_TASK DIRECTIONS_
Search the listing for the string "tớnh" and copy every line that contains it.

[Saved entries]
[BEGIN]

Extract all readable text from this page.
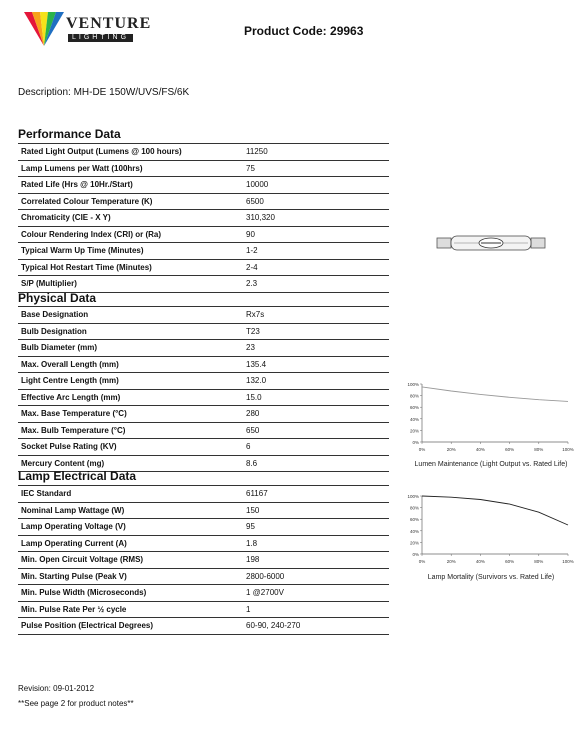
VENTURE
LIGHTING	Product Code: 29963
Description: MH-DE 150W/UVS/FS/6K
Performance Data
Rated Light Output (Lumens @ 100 hours)	11250
Lamp Lumens per Watt (100hrs)	75
Rated Life (Hrs @ 10Hr./Start)	10000
Correlated Colour Temperature (K)	6500
Chromaticity (CIE - X Y)	310,320
Colour Rendering Index (CRI) or (Ra)	90
Typical Warm Up Time (Minutes)	1-2
Typical Hot Restart Time (Minutes)	2-4
S/P (Multiplier)	2.3
Physical Data
Base Designation	Rx7s
Bulb Designation	T23
Bulb Diameter (mm)	23
Max. Overall Length (mm)	135.4
Light Centre Length (mm)	132.0
Effective Arc Length (mm)	15.0
Max. Base Temperature (°C)	280
Max. Bulb Temperature (°C)	650
Socket Pulse Rating (KV)	6
Mercury Content (mg)	8.6
Lamp Electrical Data
IEC Standard	61167
Nominal Lamp Wattage (W)	150
Lamp Operating Voltage (V)	95
Lamp Operating Current (A)	1.8
Min. Open Circuit Voltage (RMS)	198
Min. Starting Pulse (Peak V)	2800-6000
Min. Pulse Width (Microseconds)	1 @2700V
Min. Pulse Rate Per ½ cycle	1
Pulse Position (Electrical Degrees)	60-90, 240-270
0%
20%
40%
60%
80%
100%
0%	20%	40%	60%	80%	100%
Lumen Maintenance (Light Output vs. Rated Life)
0%
20%
40%
60%
80%
100%
0%	20%	40%	60%	80%	100%
Lamp Mortality (Survivors vs. Rated Life)
Revision: 09-01-2012
**See page 2 for product notes**
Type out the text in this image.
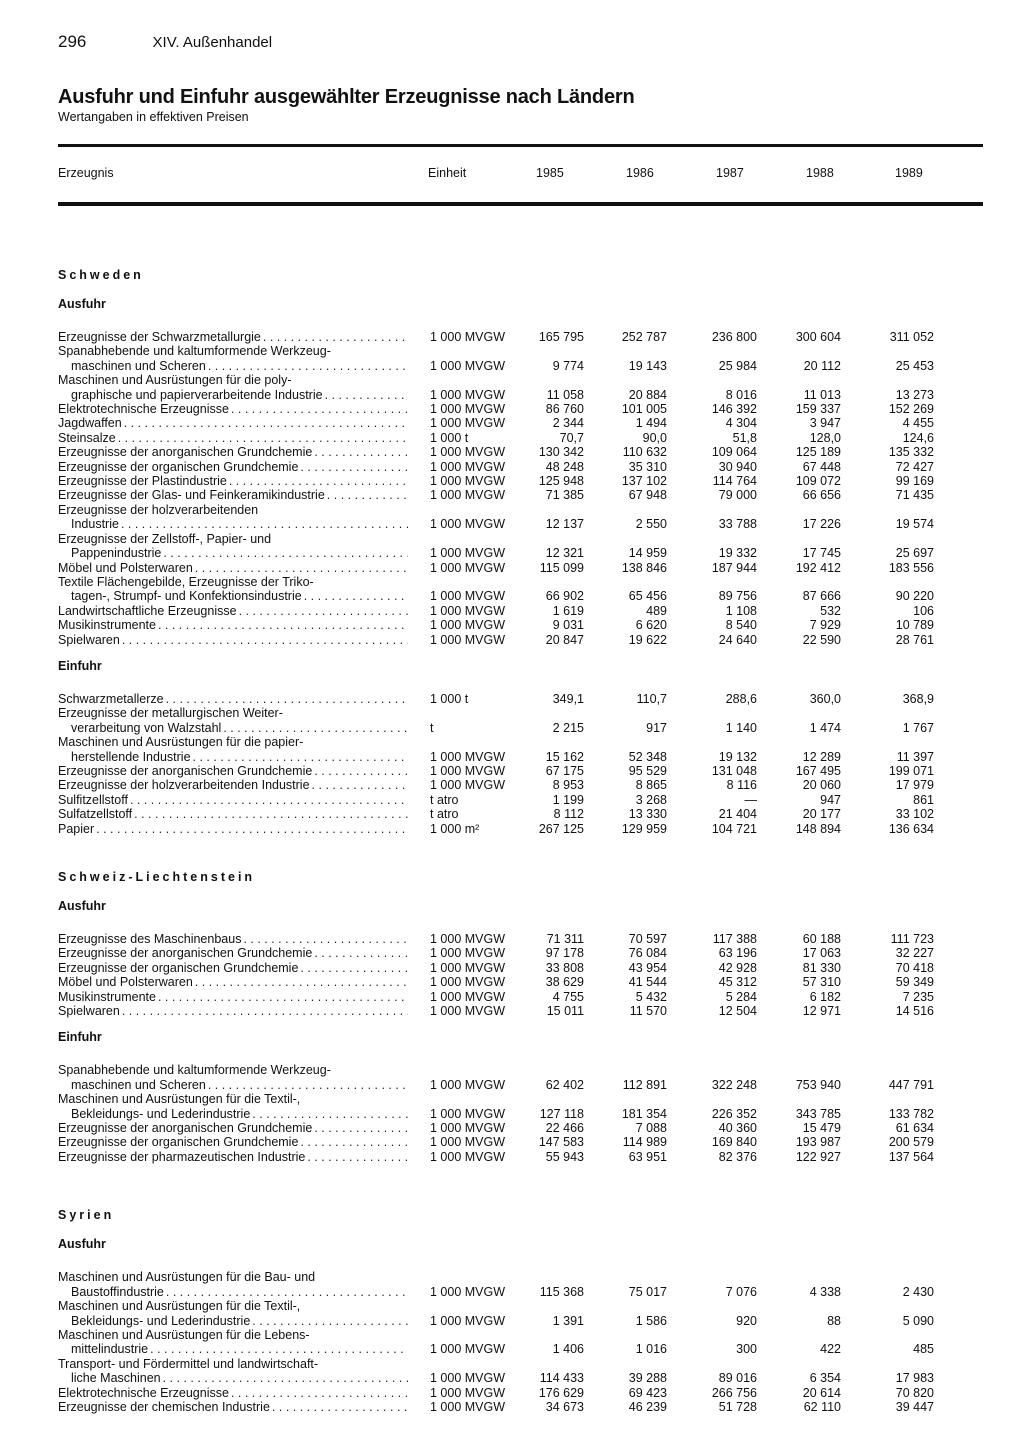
296	XIV. Außenhandel
Ausfuhr und Einfuhr ausgewählter Erzeugnisse nach Ländern
Wertangaben in effektiven Preisen
Erzeugnis	Einheit	1985	1986	1987	1988	1989
Schweden
Ausfuhr
Erzeugnisse der Schwarzmetallurgie . . .	1 000 MVGW	165 795	252 787	236 800	300 604	311 052
Spanabhebende und kaltumformende Werkzeug-
maschinen und Scheren . . .	1 000 MVGW	9 774	19 143	25 984	20 112	25 453
Maschinen und Ausrüstungen für die poly-
graphische und papierverarbeitende Industrie . . .	1 000 MVGW	11 058	20 884	8 016	11 013	13 273
Elektrotechnische Erzeugnisse . . .	1 000 MVGW	86 760	101 005	146 392	159 337	152 269
Jagdwaffen . . .	1 000 MVGW	2 344	1 494	4 304	3 947	4 455
Steinsalze . . .	1 000 t	70,7	90,0	51,8	128,0	124,6
Erzeugnisse der anorganischen Grundchemie . . .	1 000 MVGW	130 342	110 632	109 064	125 189	135 332
Erzeugnisse der organischen Grundchemie . . .	1 000 MVGW	48 248	35 310	30 940	67 448	72 427
Erzeugnisse der Plastindustrie . . .	1 000 MVGW	125 948	137 102	114 764	109 072	99 169
Erzeugnisse der Glas- und Feinkeramikindustrie . . .	1 000 MVGW	71 385	67 948	79 000	66 656	71 435
Erzeugnisse der holzverarbeitenden
Industrie . . .	1 000 MVGW	12 137	2 550	33 788	17 226	19 574
Erzeugnisse der Zellstoff-, Papier- und
Pappenindustrie . . .	1 000 MVGW	12 321	14 959	19 332	17 745	25 697
Möbel und Polsterwaren . . .	1 000 MVGW	115 099	138 846	187 944	192 412	183 556
Textile Flächengebilde, Erzeugnisse der Triko-
tagen-, Strumpf- und Konfektionsindustrie . . .	1 000 MVGW	66 902	65 456	89 756	87 666	90 220
Landwirtschaftliche Erzeugnisse . . .	1 000 MVGW	1 619	489	1 108	532	106
Musikinstrumente . . .	1 000 MVGW	9 031	6 620	8 540	7 929	10 789
Spielwaren . . .	1 000 MVGW	20 847	19 622	24 640	22 590	28 761
Einfuhr
Schwarzmetallerze . . .	1 000 t	349,1	110,7	288,6	360,0	368,9
Erzeugnisse der metallurgischen Weiter-
verarbeitung von Walzstahl . . .	t	2 215	917	1 140	1 474	1 767
Maschinen und Ausrüstungen für die papier-
herstellende Industrie . . .	1 000 MVGW	15 162	52 348	19 132	12 289	11 397
Erzeugnisse der anorganischen Grundchemie . . .	1 000 MVGW	67 175	95 529	131 048	167 495	199 071
Erzeugnisse der holzverarbeitenden Industrie . . .	1 000 MVGW	8 953	8 865	8 116	20 060	17 979
Sulfitzellstoff . . .	t atro	1 199	3 268	—	947	861
Sulfatzellstoff . . .	t atro	8 112	13 330	21 404	20 177	33 102
Papier . . .	1 000 m²	267 125	129 959	104 721	148 894	136 634
Schweiz-Liechtenstein
Ausfuhr
Erzeugnisse des Maschinenbaus . . .	1 000 MVGW	71 311	70 597	117 388	60 188	111 723
Erzeugnisse der anorganischen Grundchemie . . .	1 000 MVGW	97 178	76 084	63 196	17 063	32 227
Erzeugnisse der organischen Grundchemie . . .	1 000 MVGW	33 808	43 954	42 928	81 330	70 418
Möbel und Polsterwaren . . .	1 000 MVGW	38 629	41 544	45 312	57 310	59 349
Musikinstrumente . . .	1 000 MVGW	4 755	5 432	5 284	6 182	7 235
Spielwaren . . .	1 000 MVGW	15 011	11 570	12 504	12 971	14 516
Einfuhr
Spanabhebende und kaltumformende Werkzeug-
maschinen und Scheren . . .	1 000 MVGW	62 402	112 891	322 248	753 940	447 791
Maschinen und Ausrüstungen für die Textil-,
Bekleidungs- und Lederindustrie . . .	1 000 MVGW	127 118	181 354	226 352	343 785	133 782
Erzeugnisse der anorganischen Grundchemie . . .	1 000 MVGW	22 466	7 088	40 360	15 479	61 634
Erzeugnisse der organischen Grundchemie . . .	1 000 MVGW	147 583	114 989	169 840	193 987	200 579
Erzeugnisse der pharmazeutischen Industrie . . .	1 000 MVGW	55 943	63 951	82 376	122 927	137 564
Syrien
Ausfuhr
Maschinen und Ausrüstungen für die Bau- und
Baustoffindustrie . . .	1 000 MVGW	115 368	75 017	7 076	4 338	2 430
Maschinen und Ausrüstungen für die Textil-,
Bekleidungs- und Lederindustrie . . .	1 000 MVGW	1 391	1 586	920	88	5 090
Maschinen und Ausrüstungen für die Lebens-
mittelindustrie . . .	1 000 MVGW	1 406	1 016	300	422	485
Transport- und Fördermittel und landwirtschaft-
liche Maschinen . . .	1 000 MVGW	114 433	39 288	89 016	6 354	17 983
Elektrotechnische Erzeugnisse . . .	1 000 MVGW	176 629	69 423	266 756	20 614	70 820
Erzeugnisse der chemischen Industrie . . .	1 000 MVGW	34 673	46 239	51 728	62 110	39 447
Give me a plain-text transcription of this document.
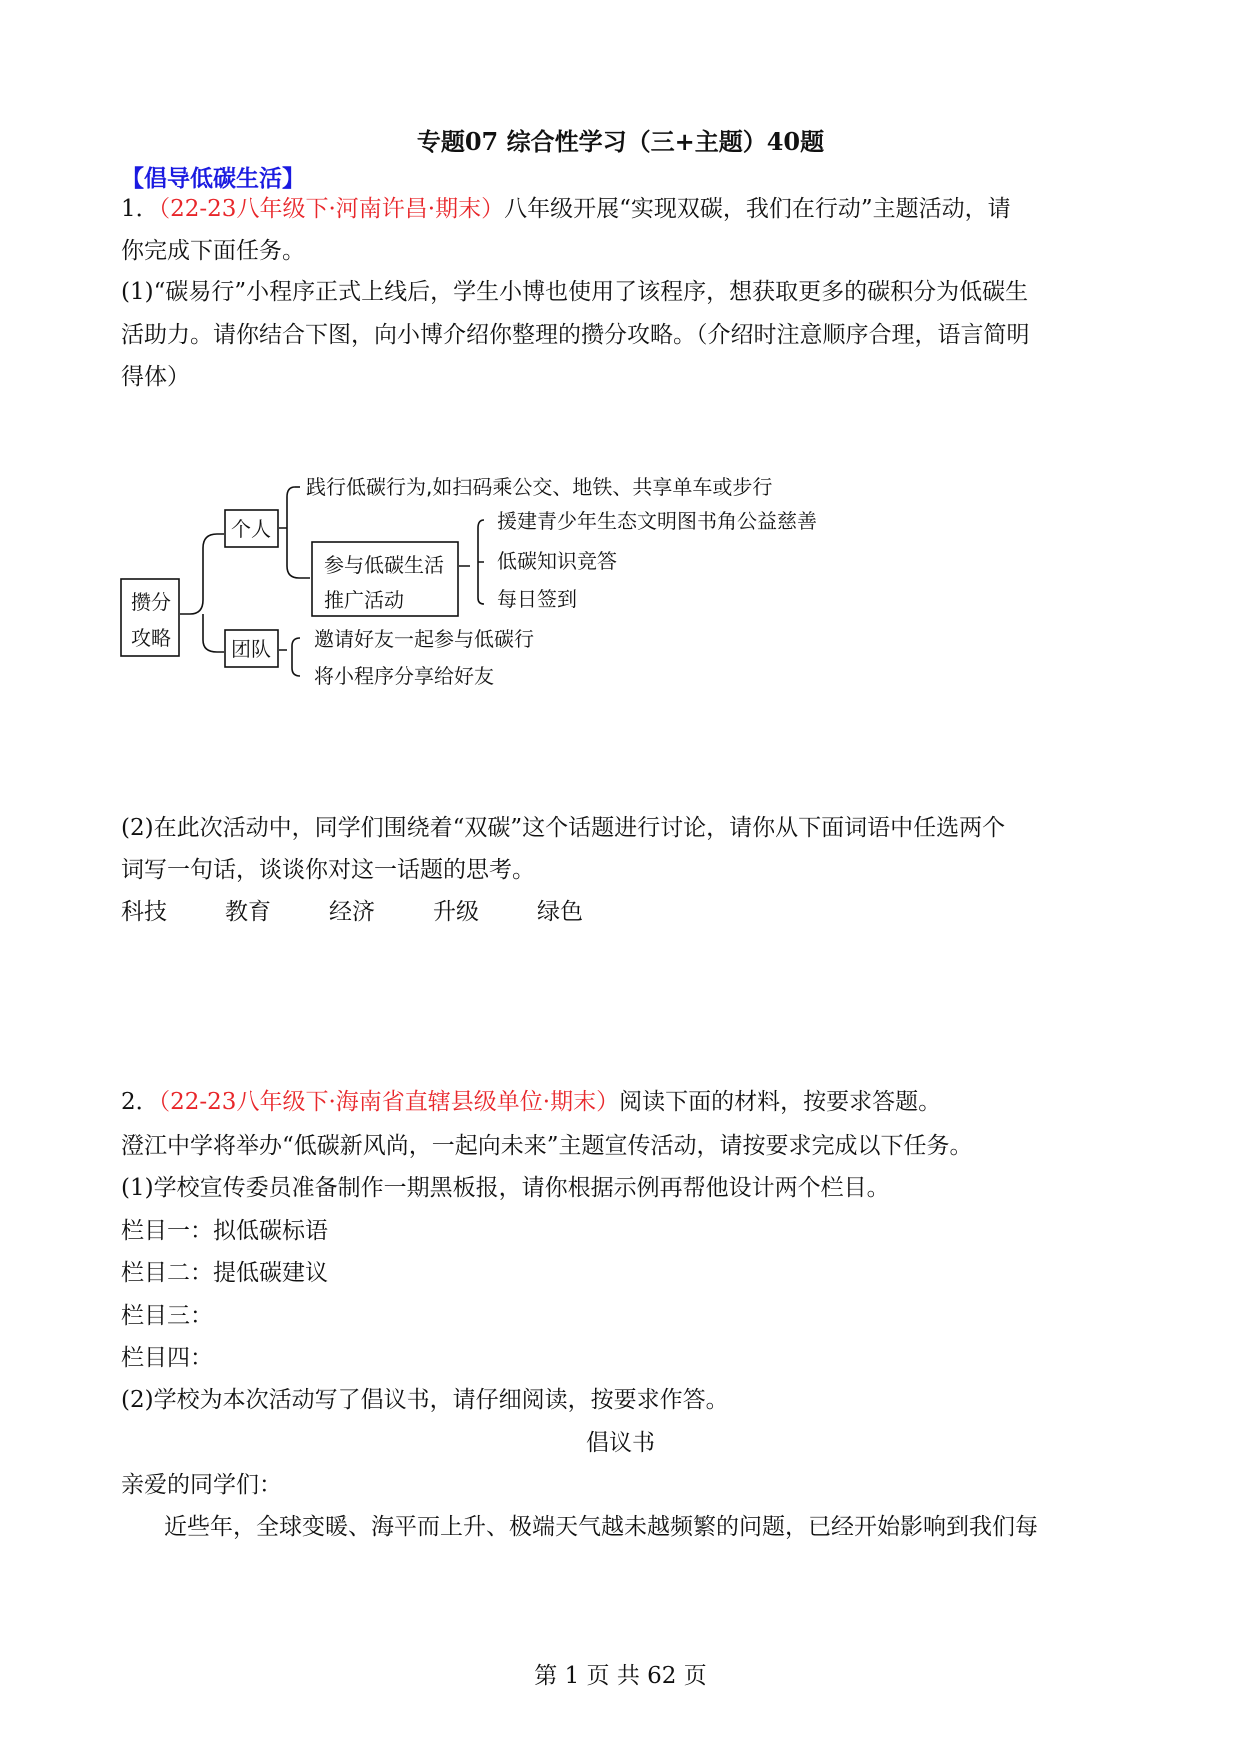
专题07 综合性学习（三+主题）40题
【倡导低碳生活】
1．（22-23八年级下·河南许昌·期末）八年级开展“实现双碳，我们在行动”主题活动，请
你完成下面任务。
(1)“碳易行”小程序正式上线后，学生小博也使用了该程序，想获取更多的碳积分为低碳生
活助力。请你结合下图，向小博介绍你整理的攒分攻略。（介绍时注意顺序合理，语言简明
得体）
攒分
攻略
个人
团队
践行低碳行为,如扫码乘公交、地铁、共享单车或步行
参与低碳生活
推广活动
援建青少年生态文明图书角公益慈善
低碳知识竞答
每日签到
邀请好友一起参与低碳行
将小程序分享给好友
(2)在此次活动中，同学们围绕着“双碳”这个话题进行讨论，请你从下面词语中任选两个
词写一句话，谈谈你对这一话题的思考。
科技	教育	经济	升级	绿色
2．（22-23八年级下·海南省直辖县级单位·期末）阅读下面的材料，按要求答题。
澄江中学将举办“低碳新风尚，一起向未来”主题宣传活动，请按要求完成以下任务。
(1)学校宣传委员准备制作一期黑板报，请你根据示例再帮他设计两个栏目。
栏目一：拟低碳标语
栏目二：提低碳建议
栏目三：
栏目四：
(2)学校为本次活动写了倡议书，请仔细阅读，按要求作答。
倡议书
亲爱的同学们：
近些年，全球变暖、海平而上升、极端天气越未越频繁的问题，已经开始影响到我们每
第 1 页 共 62 页
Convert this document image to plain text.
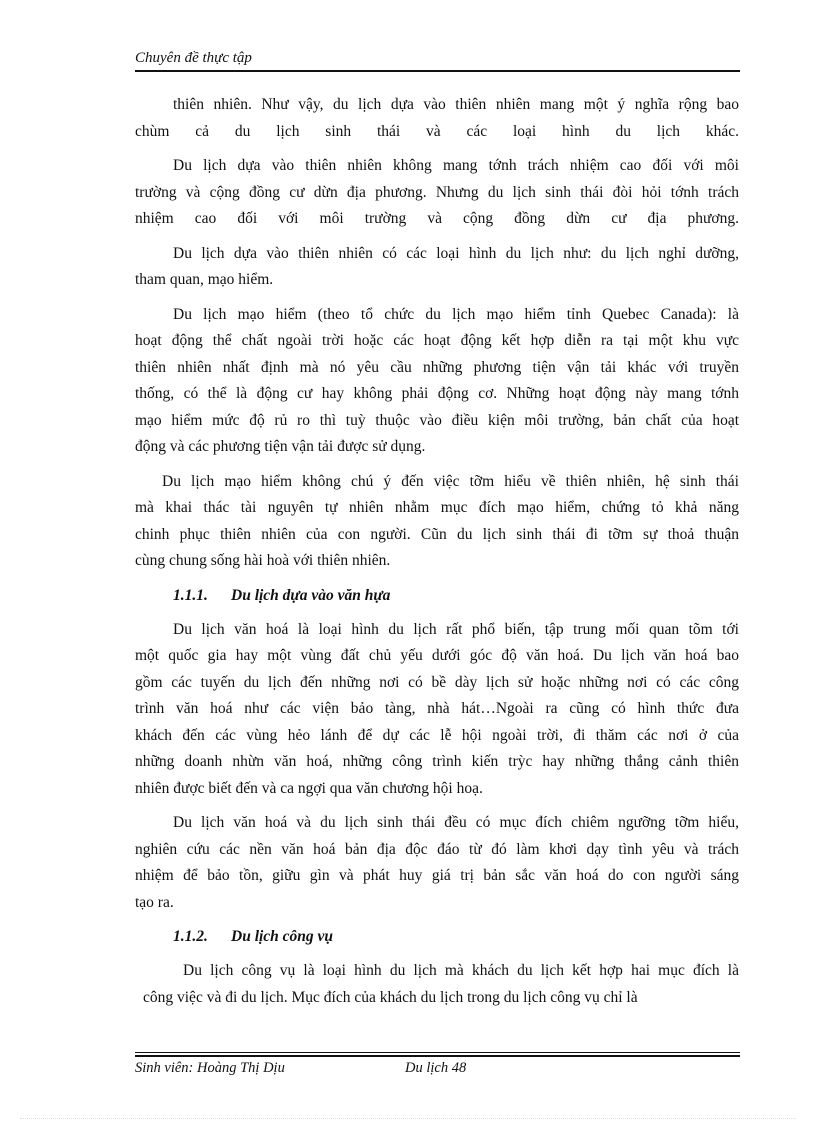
Chuyên đề thực tập
thiên nhiên. Như vậy, du lịch dựa vào thiên nhiên mang một ý nghĩa rộng bao
chùm cả du lịch sinh thái và các loại hình du lịch khác.
Du lịch dựa vào thiên nhiên không mang tớnh trách nhiệm cao đối với môi
trường và cộng đồng cư dừn địa phương. Nhưng du lịch sinh thái đòi hỏi tớnh trách
nhiệm cao đối với môi trường và cộng đồng dừn cư địa phương.
Du lịch dựa vào thiên nhiên có các loại hình du lịch như: du lịch nghỉ dưỡng,
tham quan, mạo hiểm.
Du lịch mạo hiểm (theo tổ chức du lịch mạo hiểm tỉnh Quebec Canada): là
hoạt động thể chất ngoài trời hoặc các hoạt động kết hợp diễn ra tại một khu vực
thiên nhiên nhất định mà nó yêu cầu những phương tiện vận tải khác với truyền
thống, có thể là động cư hay không phải động cơ. Những hoạt động này mang tớnh
mạo hiểm mức độ rủ ro thì tuỳ thuộc vào điều kiện môi trường, bản chất của hoạt
động và các phương tiện vận tải được sử dụng.
Du lịch mạo hiểm không chú ý đến việc tỡm hiểu về thiên nhiên, hệ sinh thái
mà khai thác tài nguyên tự nhiên nhằm mục đích mạo hiểm, chứng tỏ khả năng
chinh phục thiên nhiên của con người. Cũn du lịch sinh thái đi tỡm sự thoả thuận
cùng chung sống hài hoà với thiên nhiên.
1.1.1. Du lịch dựa vào văn hựa
Du lịch văn hoá là loại hình du lịch rất phổ biến, tập trung mối quan tõm tới
một quốc gia hay một vùng đất chủ yếu dưới góc độ văn hoá. Du lịch văn hoá bao
gồm các tuyến du lịch đến những nơi có bề dày lịch sử hoặc những nơi có các công
trình văn hoá như các viện bảo tàng, nhà hát…Ngoài ra cũng có hình thức đưa
khách đến các vùng hẻo lánh để dự các lễ hội ngoài trời, đi thăm các nơi ở của
những doanh nhừn văn hoá, những công trình kiến trỳc hay những thắng cảnh thiên
nhiên được biết đến và ca ngợi qua văn chương hội hoạ.
Du lịch văn hoá và du lịch sinh thái đều có mục đích chiêm ngưỡng tỡm hiểu,
nghiên cứu các nền văn hoá bản địa độc đáo từ đó làm khơi dạy tình yêu và trách
nhiệm để bảo tồn, giữu gìn và phát huy giá trị bản sắc văn hoá do con người sáng
tạo ra.
1.1.2. Du lịch công vụ
Du lịch công vụ là loại hình du lịch mà khách du lịch kết hợp hai mục đích là
công việc và đi du lịch. Mục đích của khách du lịch trong du lịch công vụ chỉ là
Sinh viên: Hoàng Thị Dịu	Du lịch 48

[END]

_RESULT_
Du lịch dựa vào thiên nhiên không mang tớnh trách nhiệm cao đối với môi
trường và cộng đồng cư dừn địa phương. Nhưng du lịch sinh thái đòi hỏi tớnh trách
thống, có thể là động cư hay không phải động cơ. Những hoạt động này mang tớnh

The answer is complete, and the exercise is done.